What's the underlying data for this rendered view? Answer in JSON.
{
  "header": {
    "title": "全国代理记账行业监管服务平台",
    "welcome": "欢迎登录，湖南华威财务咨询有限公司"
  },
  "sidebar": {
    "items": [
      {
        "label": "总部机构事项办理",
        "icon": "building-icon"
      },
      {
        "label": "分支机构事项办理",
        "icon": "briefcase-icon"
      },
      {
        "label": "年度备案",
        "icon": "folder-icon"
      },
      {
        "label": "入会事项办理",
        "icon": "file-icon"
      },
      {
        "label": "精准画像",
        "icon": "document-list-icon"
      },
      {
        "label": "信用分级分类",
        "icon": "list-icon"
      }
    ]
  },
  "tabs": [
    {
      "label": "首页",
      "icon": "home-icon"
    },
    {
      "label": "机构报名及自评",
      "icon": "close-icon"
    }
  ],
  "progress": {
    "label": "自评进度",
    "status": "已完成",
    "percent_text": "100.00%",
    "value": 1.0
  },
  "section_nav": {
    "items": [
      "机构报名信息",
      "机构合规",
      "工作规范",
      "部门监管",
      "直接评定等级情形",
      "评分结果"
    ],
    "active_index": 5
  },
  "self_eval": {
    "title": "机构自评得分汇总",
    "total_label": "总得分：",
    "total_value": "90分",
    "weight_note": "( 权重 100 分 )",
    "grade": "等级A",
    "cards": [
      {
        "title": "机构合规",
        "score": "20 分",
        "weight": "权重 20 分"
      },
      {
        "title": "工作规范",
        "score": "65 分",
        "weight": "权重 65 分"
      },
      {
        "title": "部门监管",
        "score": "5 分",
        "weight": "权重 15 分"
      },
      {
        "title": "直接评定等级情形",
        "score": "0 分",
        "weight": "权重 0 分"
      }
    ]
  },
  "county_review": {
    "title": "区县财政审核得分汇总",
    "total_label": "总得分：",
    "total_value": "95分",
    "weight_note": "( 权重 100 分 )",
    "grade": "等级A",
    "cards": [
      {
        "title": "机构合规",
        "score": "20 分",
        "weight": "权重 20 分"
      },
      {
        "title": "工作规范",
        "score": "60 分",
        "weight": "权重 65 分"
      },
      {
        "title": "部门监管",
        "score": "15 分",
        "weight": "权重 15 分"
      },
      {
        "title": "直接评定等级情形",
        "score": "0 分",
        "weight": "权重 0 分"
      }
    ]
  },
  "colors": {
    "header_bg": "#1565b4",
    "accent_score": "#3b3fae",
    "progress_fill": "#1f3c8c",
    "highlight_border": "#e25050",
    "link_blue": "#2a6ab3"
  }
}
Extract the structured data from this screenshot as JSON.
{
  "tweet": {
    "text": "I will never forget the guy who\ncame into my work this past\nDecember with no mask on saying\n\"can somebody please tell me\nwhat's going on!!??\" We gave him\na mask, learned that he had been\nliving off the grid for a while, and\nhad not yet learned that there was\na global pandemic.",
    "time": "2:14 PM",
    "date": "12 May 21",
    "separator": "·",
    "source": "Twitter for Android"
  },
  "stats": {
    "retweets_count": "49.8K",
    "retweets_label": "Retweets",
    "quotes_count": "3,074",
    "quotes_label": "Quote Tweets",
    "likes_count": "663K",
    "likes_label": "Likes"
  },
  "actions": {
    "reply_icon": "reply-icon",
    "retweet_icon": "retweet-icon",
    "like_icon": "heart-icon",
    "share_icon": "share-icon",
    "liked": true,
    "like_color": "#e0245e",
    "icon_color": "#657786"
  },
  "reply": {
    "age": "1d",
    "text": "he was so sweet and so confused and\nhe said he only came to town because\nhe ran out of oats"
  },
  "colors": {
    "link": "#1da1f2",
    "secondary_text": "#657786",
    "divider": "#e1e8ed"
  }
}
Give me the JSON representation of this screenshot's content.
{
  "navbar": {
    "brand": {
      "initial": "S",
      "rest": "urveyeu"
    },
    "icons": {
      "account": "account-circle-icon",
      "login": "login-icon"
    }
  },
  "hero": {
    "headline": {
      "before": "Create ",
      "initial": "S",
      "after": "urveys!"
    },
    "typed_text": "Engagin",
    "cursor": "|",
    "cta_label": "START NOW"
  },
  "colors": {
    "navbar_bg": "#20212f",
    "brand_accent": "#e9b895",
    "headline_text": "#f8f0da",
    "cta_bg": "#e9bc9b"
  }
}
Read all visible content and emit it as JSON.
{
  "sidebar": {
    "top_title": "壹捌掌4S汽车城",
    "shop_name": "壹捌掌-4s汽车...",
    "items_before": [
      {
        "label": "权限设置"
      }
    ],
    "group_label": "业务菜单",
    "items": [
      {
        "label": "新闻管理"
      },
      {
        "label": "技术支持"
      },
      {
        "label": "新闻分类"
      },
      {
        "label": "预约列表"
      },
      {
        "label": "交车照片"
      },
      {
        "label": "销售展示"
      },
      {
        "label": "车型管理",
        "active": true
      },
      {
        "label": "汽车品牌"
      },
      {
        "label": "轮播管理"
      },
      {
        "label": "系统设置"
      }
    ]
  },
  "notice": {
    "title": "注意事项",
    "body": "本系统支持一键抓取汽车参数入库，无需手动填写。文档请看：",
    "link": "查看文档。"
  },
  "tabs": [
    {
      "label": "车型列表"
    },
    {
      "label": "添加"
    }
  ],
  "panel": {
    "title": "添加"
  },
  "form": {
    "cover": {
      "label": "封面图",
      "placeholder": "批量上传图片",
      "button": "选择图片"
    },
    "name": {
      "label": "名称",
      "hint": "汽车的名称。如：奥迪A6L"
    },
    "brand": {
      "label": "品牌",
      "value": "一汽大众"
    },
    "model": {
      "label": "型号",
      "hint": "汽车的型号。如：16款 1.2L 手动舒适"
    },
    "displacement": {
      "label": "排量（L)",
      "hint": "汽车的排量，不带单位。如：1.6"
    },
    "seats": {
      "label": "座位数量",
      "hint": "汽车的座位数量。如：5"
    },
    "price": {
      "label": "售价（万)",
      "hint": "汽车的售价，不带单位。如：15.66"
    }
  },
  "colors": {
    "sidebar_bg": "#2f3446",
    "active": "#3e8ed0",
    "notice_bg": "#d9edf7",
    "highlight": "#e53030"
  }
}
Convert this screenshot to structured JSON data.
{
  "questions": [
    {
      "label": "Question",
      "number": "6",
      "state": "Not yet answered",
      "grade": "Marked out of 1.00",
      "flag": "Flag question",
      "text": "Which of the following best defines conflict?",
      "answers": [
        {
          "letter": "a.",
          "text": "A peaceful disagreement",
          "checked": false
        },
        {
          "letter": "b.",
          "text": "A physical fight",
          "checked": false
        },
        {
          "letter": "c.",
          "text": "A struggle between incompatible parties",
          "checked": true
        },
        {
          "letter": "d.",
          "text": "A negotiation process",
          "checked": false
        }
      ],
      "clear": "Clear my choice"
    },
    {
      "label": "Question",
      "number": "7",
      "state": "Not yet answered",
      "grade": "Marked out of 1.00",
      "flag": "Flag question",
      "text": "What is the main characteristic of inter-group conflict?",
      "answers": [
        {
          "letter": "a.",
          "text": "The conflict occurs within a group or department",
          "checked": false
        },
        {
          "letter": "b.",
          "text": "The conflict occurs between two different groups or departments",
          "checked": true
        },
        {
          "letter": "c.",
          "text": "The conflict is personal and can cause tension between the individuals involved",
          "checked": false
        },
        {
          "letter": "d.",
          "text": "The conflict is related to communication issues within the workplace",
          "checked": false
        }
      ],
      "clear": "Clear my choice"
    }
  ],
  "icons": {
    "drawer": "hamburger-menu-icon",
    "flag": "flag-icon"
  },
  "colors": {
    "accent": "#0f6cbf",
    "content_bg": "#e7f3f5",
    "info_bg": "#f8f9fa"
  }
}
---
• **INSTRUCTIONS FOR THE TASK**: Take the line with "Convert this screenshot" and all lines after it through the end of the records, and write them out exactly; include nothing else.

• **TASK ANSWER**:
Convert this screenshot to structured JSON data.
{
  "questions": [
    {
      "label": "Question",
      "number": "6",
      "state": "Not yet answered",
      "grade": "Marked out of 1.00",
      "flag": "Flag question",
      "text": "Which of the following best defines conflict?",
      "answers": [
        {
          "letter": "a.",
          "text": "A peaceful disagreement",
          "checked": false
        },
        {
          "letter": "b.",
          "text": "A physical fight",
          "checked": false
        },
        {
          "letter": "c.",
          "text": "A struggle between incompatible parties",
          "checked": true
        },
        {
          "letter": "d.",
          "text": "A negotiation process",
          "checked": false
        }
      ],
      "clear": "Clear my choice"
    },
    {
      "label": "Question",
      "number": "7",
      "state": "Not yet answered",
      "grade": "Marked out of 1.00",
      "flag": "Flag question",
      "text": "What is the main characteristic of inter-group conflict?",
      "answers": [
        {
          "letter": "a.",
          "text": "The conflict occurs within a group or department",
          "checked": false
        },
        {
          "letter": "b.",
          "text": "The conflict occurs between two different groups or departments",
          "checked": true
        },
        {
          "letter": "c.",
          "text": "The conflict is personal and can cause tension between the individuals involved",
          "checked": false
        },
        {
          "letter": "d.",
          "text": "The conflict is related to communication issues within the workplace",
          "checked": false
        }
      ],
      "clear": "Clear my choice"
    }
  ],
  "icons": {
    "drawer": "hamburger-menu-icon",
    "flag": "flag-icon"
  },
  "colors": {
    "accent": "#0f6cbf",
    "content_bg": "#e7f3f5",
    "info_bg": "#f8f9fa"
  }
}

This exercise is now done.